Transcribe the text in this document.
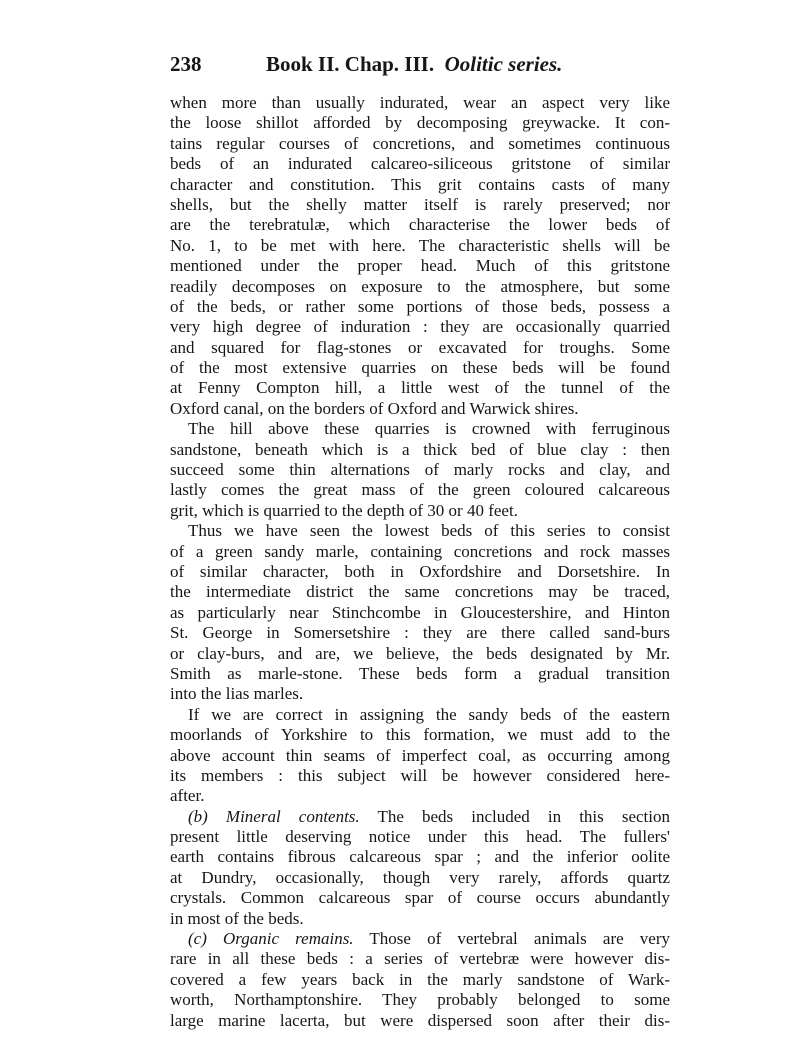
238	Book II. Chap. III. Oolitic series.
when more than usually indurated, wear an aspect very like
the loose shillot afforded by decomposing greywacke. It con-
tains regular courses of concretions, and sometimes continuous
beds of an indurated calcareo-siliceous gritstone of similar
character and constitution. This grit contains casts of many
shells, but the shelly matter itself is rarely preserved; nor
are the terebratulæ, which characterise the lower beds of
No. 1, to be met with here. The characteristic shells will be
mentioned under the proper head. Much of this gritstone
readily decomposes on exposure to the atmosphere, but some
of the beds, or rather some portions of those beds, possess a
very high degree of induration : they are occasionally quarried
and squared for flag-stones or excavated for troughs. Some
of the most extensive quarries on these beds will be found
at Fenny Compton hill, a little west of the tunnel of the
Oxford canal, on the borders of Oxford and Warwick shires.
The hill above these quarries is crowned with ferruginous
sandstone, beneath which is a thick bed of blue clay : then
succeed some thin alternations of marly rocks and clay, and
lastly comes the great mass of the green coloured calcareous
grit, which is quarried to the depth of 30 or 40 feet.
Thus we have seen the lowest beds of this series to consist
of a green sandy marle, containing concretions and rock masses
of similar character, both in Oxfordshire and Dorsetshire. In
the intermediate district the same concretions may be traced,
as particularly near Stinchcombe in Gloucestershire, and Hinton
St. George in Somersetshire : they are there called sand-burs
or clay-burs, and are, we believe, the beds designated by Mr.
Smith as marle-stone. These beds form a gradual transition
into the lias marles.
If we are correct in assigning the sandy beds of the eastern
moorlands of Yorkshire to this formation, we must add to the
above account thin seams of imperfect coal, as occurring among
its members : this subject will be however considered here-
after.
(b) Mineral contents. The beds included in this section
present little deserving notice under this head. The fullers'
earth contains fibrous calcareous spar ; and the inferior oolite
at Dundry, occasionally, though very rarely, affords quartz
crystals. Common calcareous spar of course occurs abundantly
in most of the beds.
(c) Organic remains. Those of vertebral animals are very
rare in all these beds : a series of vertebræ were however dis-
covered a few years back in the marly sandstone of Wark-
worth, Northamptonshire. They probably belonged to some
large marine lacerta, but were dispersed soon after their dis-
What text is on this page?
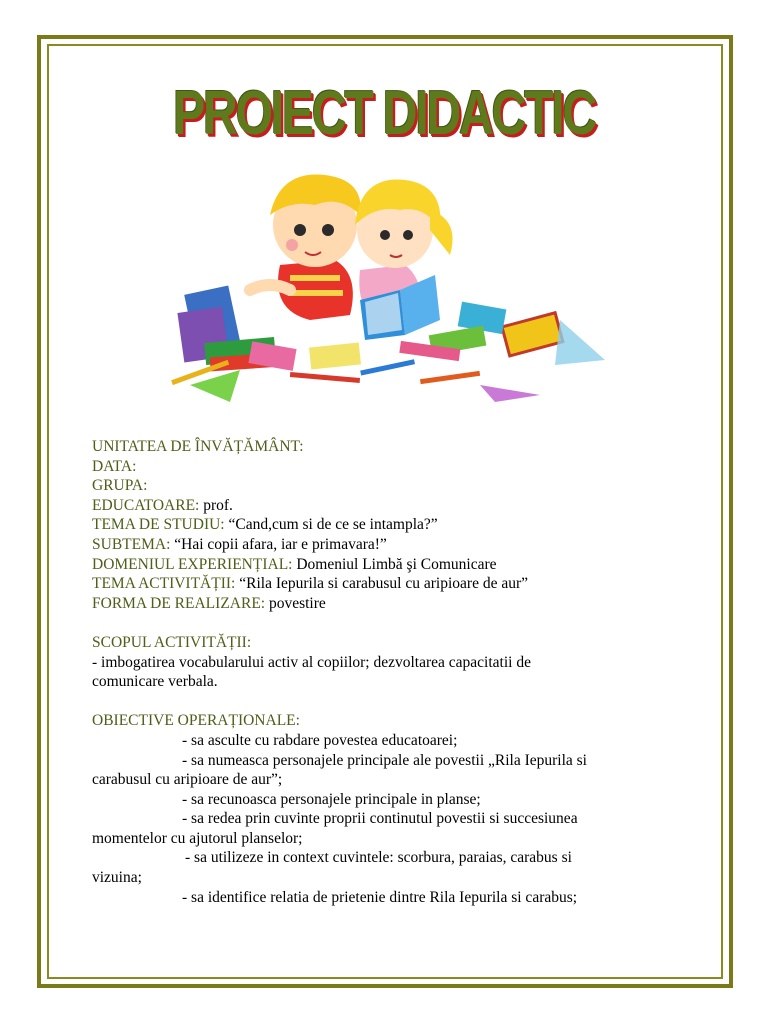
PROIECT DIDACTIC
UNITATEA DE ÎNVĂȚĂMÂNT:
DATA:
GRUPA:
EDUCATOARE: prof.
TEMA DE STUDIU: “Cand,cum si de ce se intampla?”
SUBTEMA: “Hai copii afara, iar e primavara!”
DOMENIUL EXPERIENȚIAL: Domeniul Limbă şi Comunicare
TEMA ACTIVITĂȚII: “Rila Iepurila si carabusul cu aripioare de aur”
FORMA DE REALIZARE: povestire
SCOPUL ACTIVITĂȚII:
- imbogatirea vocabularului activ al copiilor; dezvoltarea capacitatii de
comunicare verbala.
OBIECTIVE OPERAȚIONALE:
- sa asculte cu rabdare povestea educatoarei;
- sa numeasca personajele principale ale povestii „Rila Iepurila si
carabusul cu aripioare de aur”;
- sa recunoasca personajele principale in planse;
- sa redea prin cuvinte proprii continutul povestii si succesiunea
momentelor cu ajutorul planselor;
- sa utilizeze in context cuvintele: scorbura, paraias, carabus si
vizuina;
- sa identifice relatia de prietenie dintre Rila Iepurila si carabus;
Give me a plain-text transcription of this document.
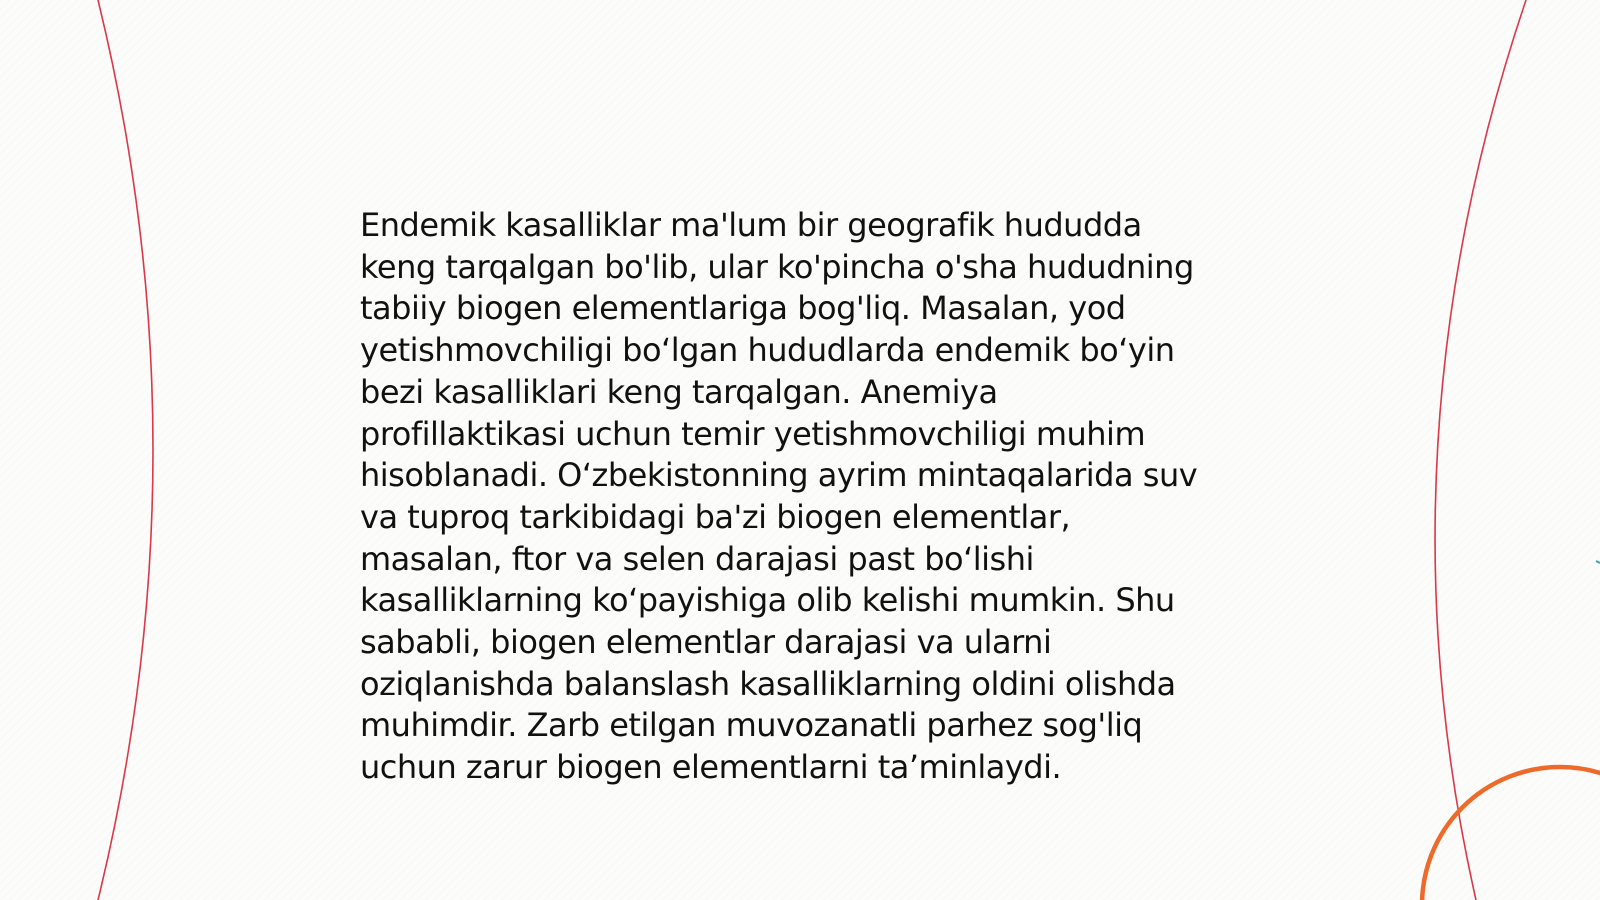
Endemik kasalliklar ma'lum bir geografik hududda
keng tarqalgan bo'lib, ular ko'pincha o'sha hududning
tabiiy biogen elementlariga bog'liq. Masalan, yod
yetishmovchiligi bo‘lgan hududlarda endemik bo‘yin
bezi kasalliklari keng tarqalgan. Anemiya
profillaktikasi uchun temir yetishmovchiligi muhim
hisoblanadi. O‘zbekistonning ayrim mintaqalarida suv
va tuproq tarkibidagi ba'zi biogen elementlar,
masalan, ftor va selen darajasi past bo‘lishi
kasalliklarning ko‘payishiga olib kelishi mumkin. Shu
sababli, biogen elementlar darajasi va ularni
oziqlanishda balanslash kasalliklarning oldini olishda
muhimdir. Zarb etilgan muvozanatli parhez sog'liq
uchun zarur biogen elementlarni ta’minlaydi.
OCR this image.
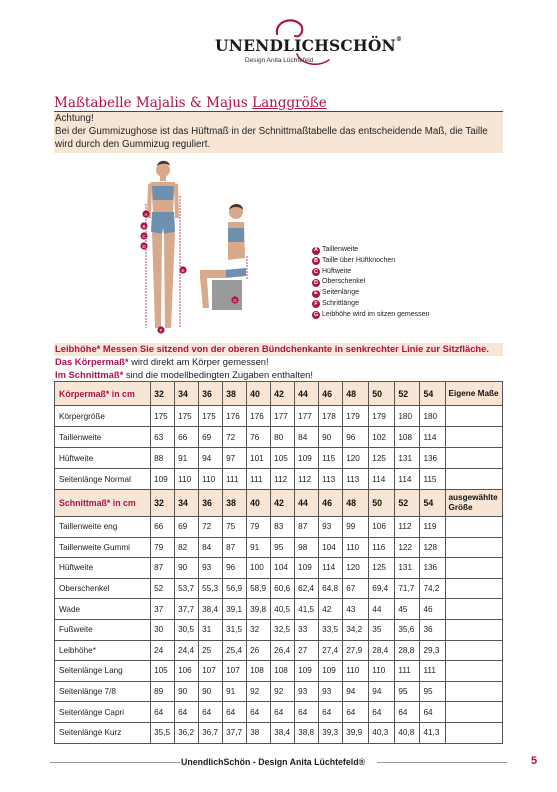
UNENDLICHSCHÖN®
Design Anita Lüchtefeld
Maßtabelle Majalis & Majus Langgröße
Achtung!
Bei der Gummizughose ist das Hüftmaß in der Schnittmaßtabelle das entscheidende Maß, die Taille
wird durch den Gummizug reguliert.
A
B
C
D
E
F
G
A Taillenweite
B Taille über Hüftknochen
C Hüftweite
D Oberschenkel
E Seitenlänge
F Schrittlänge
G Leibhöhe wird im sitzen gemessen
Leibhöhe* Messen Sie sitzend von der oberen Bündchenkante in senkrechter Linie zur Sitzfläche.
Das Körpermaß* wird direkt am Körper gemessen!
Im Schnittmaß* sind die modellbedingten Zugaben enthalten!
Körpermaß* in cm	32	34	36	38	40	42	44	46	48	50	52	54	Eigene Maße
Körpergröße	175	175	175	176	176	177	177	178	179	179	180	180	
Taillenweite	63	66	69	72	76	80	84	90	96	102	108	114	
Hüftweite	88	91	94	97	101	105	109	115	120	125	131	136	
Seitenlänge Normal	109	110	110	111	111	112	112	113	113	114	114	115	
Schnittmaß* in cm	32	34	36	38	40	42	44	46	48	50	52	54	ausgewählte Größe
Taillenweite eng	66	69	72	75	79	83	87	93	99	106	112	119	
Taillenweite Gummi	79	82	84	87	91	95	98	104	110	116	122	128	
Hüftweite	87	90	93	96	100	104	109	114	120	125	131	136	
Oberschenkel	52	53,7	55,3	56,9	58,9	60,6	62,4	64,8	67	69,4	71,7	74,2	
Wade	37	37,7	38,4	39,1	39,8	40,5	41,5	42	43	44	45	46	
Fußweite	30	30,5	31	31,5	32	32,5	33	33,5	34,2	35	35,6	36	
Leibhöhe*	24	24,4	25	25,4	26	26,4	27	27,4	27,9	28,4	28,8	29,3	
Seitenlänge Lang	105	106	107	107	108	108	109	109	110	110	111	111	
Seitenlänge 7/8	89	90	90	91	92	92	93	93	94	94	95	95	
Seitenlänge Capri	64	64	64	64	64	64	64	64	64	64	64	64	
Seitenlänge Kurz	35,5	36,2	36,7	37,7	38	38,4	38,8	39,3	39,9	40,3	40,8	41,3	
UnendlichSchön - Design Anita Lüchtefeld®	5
-.-.-
#### Task objective:
Copy out all the data exactly; skip the pictures.

#### Output for this exercise:
Transcribe the text in this document.
238	Book II. Chap. III. Oolitic series.
when more than usually indurated, wear an aspect very like
the loose shillot afforded by decomposing greywacke. It con-
tains regular courses of concretions, and sometimes continuous
beds of an indurated calcareo-siliceous gritstone of similar
character and constitution. This grit contains casts of many
shells, but the shelly matter itself is rarely preserved; nor
are the terebratulæ, which characterise the lower beds of
No. 1, to be met with here. The characteristic shells will be
mentioned under the proper head. Much of this gritstone
readily decomposes on exposure to the atmosphere, but some
of the beds, or rather some portions of those beds, possess a
very high degree of induration : they are occasionally quarried
and squared for flag-stones or excavated for troughs. Some
of the most extensive quarries on these beds will be found
at Fenny Compton hill, a little west of the tunnel of the
Oxford canal, on the borders of Oxford and Warwick shires.
The hill above these quarries is crowned with ferruginous
sandstone, beneath which is a thick bed of blue clay : then
succeed some thin alternations of marly rocks and clay, and
lastly comes the great mass of the green coloured calcareous
grit, which is quarried to the depth of 30 or 40 feet.
Thus we have seen the lowest beds of this series to consist
of a green sandy marle, containing concretions and rock masses
of similar character, both in Oxfordshire and Dorsetshire. In
the intermediate district the same concretions may be traced,
as particularly near Stinchcombe in Gloucestershire, and Hinton
St. George in Somersetshire : they are there called sand-burs
or clay-burs, and are, we believe, the beds designated by Mr.
Smith as marle-stone. These beds form a gradual transition
into the lias marles.
If we are correct in assigning the sandy beds of the eastern
moorlands of Yorkshire to this formation, we must add to the
above account thin seams of imperfect coal, as occurring among
its members : this subject will be however considered here-
after.
(b) Mineral contents. The beds included in this section
present little deserving notice under this head. The fullers'
earth contains fibrous calcareous spar ; and the inferior oolite
at Dundry, occasionally, though very rarely, affords quartz
crystals. Common calcareous spar of course occurs abundantly
in most of the beds.
(c) Organic remains. Those of vertebral animals are very
rare in all these beds : a series of vertebræ were however dis-
covered a few years back in the marly sandstone of Wark-
worth, Northamptonshire. They probably belonged to some
large marine lacerta, but were dispersed soon after their dis-
What text is on this page?
PROIECT DIDACTIC
UNITATEA DE ÎNVĂȚĂMÂNT:
DATA:
GRUPA:
EDUCATOARE: prof.
TEMA DE STUDIU: “Cand,cum si de ce se intampla?”
SUBTEMA: “Hai copii afara, iar e primavara!”
DOMENIUL EXPERIENȚIAL: Domeniul Limbă şi Comunicare
TEMA ACTIVITĂȚII: “Rila Iepurila si carabusul cu aripioare de aur”
FORMA DE REALIZARE: povestire
SCOPUL ACTIVITĂȚII:
- imbogatirea vocabularului activ al copiilor; dezvoltarea capacitatii de
comunicare verbala.
OBIECTIVE OPERAȚIONALE:
- sa asculte cu rabdare povestea educatoarei;
- sa numeasca personajele principale ale povestii „Rila Iepurila si
carabusul cu aripioare de aur”;
- sa recunoasca personajele principale in planse;
- sa redea prin cuvinte proprii continutul povestii si succesiunea
momentelor cu ajutorul planselor;
- sa utilizeze in context cuvintele: scorbura, paraias, carabus si
vizuina;
- sa identifice relatia de prietenie dintre Rila Iepurila si carabus;
Give me a plain-text transcription of this document.
Endemik kasalliklar ma'lum bir geografik hududda
keng tarqalgan bo'lib, ular ko'pincha o'sha hududning
tabiiy biogen elementlariga bog'liq. Masalan, yod
yetishmovchiligi bo‘lgan hududlarda endemik bo‘yin
bezi kasalliklari keng tarqalgan. Anemiya
profillaktikasi uchun temir yetishmovchiligi muhim
hisoblanadi. O‘zbekistonning ayrim mintaqalarida suv
va tuproq tarkibidagi ba'zi biogen elementlar,
masalan, ftor va selen darajasi past bo‘lishi
kasalliklarning ko‘payishiga olib kelishi mumkin. Shu
sababli, biogen elementlar darajasi va ularni
oziqlanishda balanslash kasalliklarning oldini olishda
muhimdir. Zarb etilgan muvozanatli parhez sog'liq
uchun zarur biogen elementlarni ta’minlaydi.
OCR this image.
UNENDLICHSCHÖN®
Design Anita Lüchtefeld
Maßtabelle Majalis & Majus Langgröße
Achtung!
Bei der Gummizughose ist das Hüftmaß in der Schnittmaßtabelle das entscheidende Maß, die Taille
wird durch den Gummizug reguliert.
A
B
C
D
E
F
G
A Taillenweite
B Taille über Hüftknochen
C Hüftweite
D Oberschenkel
E Seitenlänge
F Schrittlänge
G Leibhöhe wird im sitzen gemessen
Leibhöhe* Messen Sie sitzend von der oberen Bündchenkante in senkrechter Linie zur Sitzfläche.
Das Körpermaß* wird direkt am Körper gemessen!
Im Schnittmaß* sind die modellbedingten Zugaben enthalten!
Körpermaß* in cm	32	34	36	38	40	42	44	46	48	50	52	54	Eigene Maße
Körpergröße	175	175	175	176	176	177	177	178	179	179	180	180	
Taillenweite	63	66	69	72	76	80	84	90	96	102	108	114	
Hüftweite	88	91	94	97	101	105	109	115	120	125	131	136	
Seitenlänge Normal	109	110	110	111	111	112	112	113	113	114	114	115	
Schnittmaß* in cm	32	34	36	38	40	42	44	46	48	50	52	54	ausgewählte Größe
Taillenweite eng	66	69	72	75	79	83	87	93	99	106	112	119	
Taillenweite Gummi	79	82	84	87	91	95	98	104	110	116	122	128	
Hüftweite	87	90	93	96	100	104	109	114	120	125	131	136	
Oberschenkel	52	53,7	55,3	56,9	58,9	60,6	62,4	64,8	67	69,4	71,7	74,2	
Wade	37	37,7	38,4	39,1	39,8	40,5	41,5	42	43	44	45	46	
Fußweite	30	30,5	31	31,5	32	32,5	33	33,5	34,2	35	35,6	36	
Leibhöhe*	24	24,4	25	25,4	26	26,4	27	27,4	27,9	28,4	28,8	29,3	
Seitenlänge Lang	105	106	107	107	108	108	109	109	110	110	111	111	
Seitenlänge 7/8	89	90	90	91	92	92	93	93	94	94	95	95	
Seitenlänge Capri	64	64	64	64	64	64	64	64	64	64	64	64	
Seitenlänge Kurz	35,5	36,2	36,7	37,7	38	38,4	38,8	39,3	39,9	40,3	40,8	41,3	
UnendlichSchön - Design Anita Lüchtefeld®	5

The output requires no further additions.